What is expected: Images are not part of the copy; transcribe all the data exactly.

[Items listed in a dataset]
--------------------
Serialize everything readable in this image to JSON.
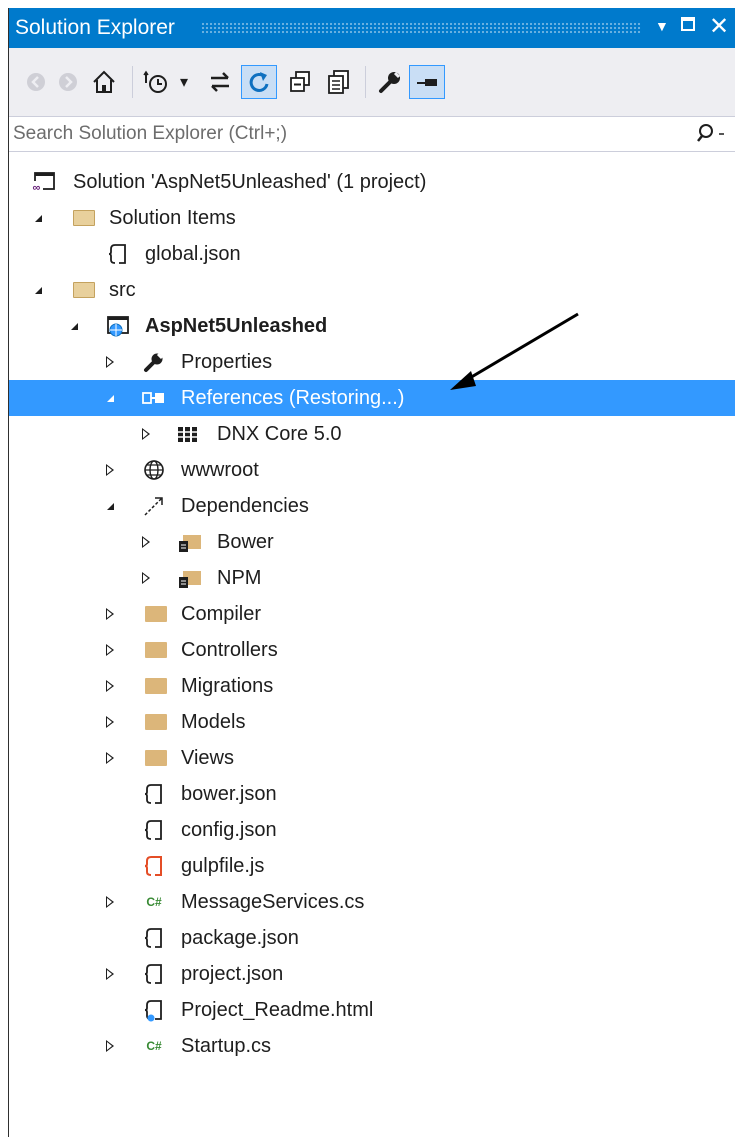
{
  "window": {
    "title": "Solution Explorer",
    "controls": {
      "dropdown": "▼",
      "close": "✕"
    }
  },
  "toolbar": {
    "buttons": [
      "back-icon",
      "forward-icon",
      "home-icon",
      "pending-changes-filter-icon",
      "sync-with-active-document-icon",
      "refresh-icon",
      "collapse-all-icon",
      "show-all-files-icon",
      "properties-icon",
      "preview-selected-items-icon"
    ],
    "dropdown_glyph": "▾"
  },
  "search": {
    "placeholder": "Search Solution Explorer (Ctrl+;)",
    "value": ""
  },
  "tree": {
    "items": [
      {
        "label": "Solution 'AspNet5Unleashed' (1 project)",
        "icon": "solution-icon",
        "expander": "none"
      },
      {
        "label": "Solution Items",
        "icon": "folder-icon",
        "expander": "expanded"
      },
      {
        "label": "global.json",
        "icon": "json-file-icon",
        "expander": "none"
      },
      {
        "label": "src",
        "icon": "folder-icon",
        "expander": "expanded"
      },
      {
        "label": "AspNet5Unleashed",
        "icon": "web-project-icon",
        "expander": "expanded"
      },
      {
        "label": "Properties",
        "icon": "wrench-icon",
        "expander": "collapsed"
      },
      {
        "label": "References (Restoring...)",
        "icon": "references-icon",
        "expander": "expanded"
      },
      {
        "label": "DNX Core 5.0",
        "icon": "framework-icon",
        "expander": "collapsed"
      },
      {
        "label": "wwwroot",
        "icon": "globe-icon",
        "expander": "collapsed"
      },
      {
        "label": "Dependencies",
        "icon": "dependencies-icon",
        "expander": "expanded"
      },
      {
        "label": "Bower",
        "icon": "package-folder-icon",
        "expander": "collapsed"
      },
      {
        "label": "NPM",
        "icon": "package-folder-icon",
        "expander": "collapsed"
      },
      {
        "label": "Compiler",
        "icon": "folder-icon",
        "expander": "collapsed"
      },
      {
        "label": "Controllers",
        "icon": "folder-icon",
        "expander": "collapsed"
      },
      {
        "label": "Migrations",
        "icon": "folder-icon",
        "expander": "collapsed"
      },
      {
        "label": "Models",
        "icon": "folder-icon",
        "expander": "collapsed"
      },
      {
        "label": "Views",
        "icon": "folder-icon",
        "expander": "collapsed"
      },
      {
        "label": "bower.json",
        "icon": "json-file-icon",
        "expander": "none"
      },
      {
        "label": "config.json",
        "icon": "json-file-icon",
        "expander": "none"
      },
      {
        "label": "gulpfile.js",
        "icon": "js-file-icon",
        "expander": "none"
      },
      {
        "label": "MessageServices.cs",
        "icon": "csharp-file-icon",
        "expander": "collapsed"
      },
      {
        "label": "package.json",
        "icon": "json-file-icon",
        "expander": "none"
      },
      {
        "label": "project.json",
        "icon": "json-file-icon",
        "expander": "collapsed"
      },
      {
        "label": "Project_Readme.html",
        "icon": "html-file-icon",
        "expander": "none"
      },
      {
        "label": "Startup.cs",
        "icon": "csharp-file-icon",
        "expander": "collapsed"
      }
    ],
    "selected_item": "References (Restoring...)"
  },
  "colors": {
    "title_bar": "#007acc",
    "selection": "#3399ff",
    "toolbar_background": "#eeeef2",
    "folder": "#dcb67a",
    "csharp": "#388a34",
    "js": "#e44d26"
  }
}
--------------------
Reply to the exercise:
Serialize everything readable in this image to JSON.
{
  "window": {
    "title": "Solution Explorer",
    "controls": {
      "dropdown": "▼",
      "close": "✕"
    }
  },
  "toolbar": {
    "buttons": [
      "back-icon",
      "forward-icon",
      "home-icon",
      "pending-changes-filter-icon",
      "sync-with-active-document-icon",
      "refresh-icon",
      "collapse-all-icon",
      "show-all-files-icon",
      "properties-icon",
      "preview-selected-items-icon"
    ],
    "dropdown_glyph": "▾"
  },
  "search": {
    "placeholder": "Search Solution Explorer (Ctrl+;)",
    "value": ""
  },
  "tree": {
    "items": [
      {
        "label": "Solution 'AspNet5Unleashed' (1 project)",
        "icon": "solution-icon",
        "expander": "none"
      },
      {
        "label": "Solution Items",
        "icon": "folder-icon",
        "expander": "expanded"
      },
      {
        "label": "global.json",
        "icon": "json-file-icon",
        "expander": "none"
      },
      {
        "label": "src",
        "icon": "folder-icon",
        "expander": "expanded"
      },
      {
        "label": "AspNet5Unleashed",
        "icon": "web-project-icon",
        "expander": "expanded"
      },
      {
        "label": "Properties",
        "icon": "wrench-icon",
        "expander": "collapsed"
      },
      {
        "label": "References (Restoring...)",
        "icon": "references-icon",
        "expander": "expanded"
      },
      {
        "label": "DNX Core 5.0",
        "icon": "framework-icon",
        "expander": "collapsed"
      },
      {
        "label": "wwwroot",
        "icon": "globe-icon",
        "expander": "collapsed"
      },
      {
        "label": "Dependencies",
        "icon": "dependencies-icon",
        "expander": "expanded"
      },
      {
        "label": "Bower",
        "icon": "package-folder-icon",
        "expander": "collapsed"
      },
      {
        "label": "NPM",
        "icon": "package-folder-icon",
        "expander": "collapsed"
      },
      {
        "label": "Compiler",
        "icon": "folder-icon",
        "expander": "collapsed"
      },
      {
        "label": "Controllers",
        "icon": "folder-icon",
        "expander": "collapsed"
      },
      {
        "label": "Migrations",
        "icon": "folder-icon",
        "expander": "collapsed"
      },
      {
        "label": "Models",
        "icon": "folder-icon",
        "expander": "collapsed"
      },
      {
        "label": "Views",
        "icon": "folder-icon",
        "expander": "collapsed"
      },
      {
        "label": "bower.json",
        "icon": "json-file-icon",
        "expander": "none"
      },
      {
        "label": "config.json",
        "icon": "json-file-icon",
        "expander": "none"
      },
      {
        "label": "gulpfile.js",
        "icon": "js-file-icon",
        "expander": "none"
      },
      {
        "label": "MessageServices.cs",
        "icon": "csharp-file-icon",
        "expander": "collapsed"
      },
      {
        "label": "package.json",
        "icon": "json-file-icon",
        "expander": "none"
      },
      {
        "label": "project.json",
        "icon": "json-file-icon",
        "expander": "collapsed"
      },
      {
        "label": "Project_Readme.html",
        "icon": "html-file-icon",
        "expander": "none"
      },
      {
        "label": "Startup.cs",
        "icon": "csharp-file-icon",
        "expander": "collapsed"
      }
    ],
    "selected_item": "References (Restoring...)"
  },
  "colors": {
    "title_bar": "#007acc",
    "selection": "#3399ff",
    "toolbar_background": "#eeeef2",
    "folder": "#dcb67a",
    "csharp": "#388a34",
    "js": "#e44d26"
  }
}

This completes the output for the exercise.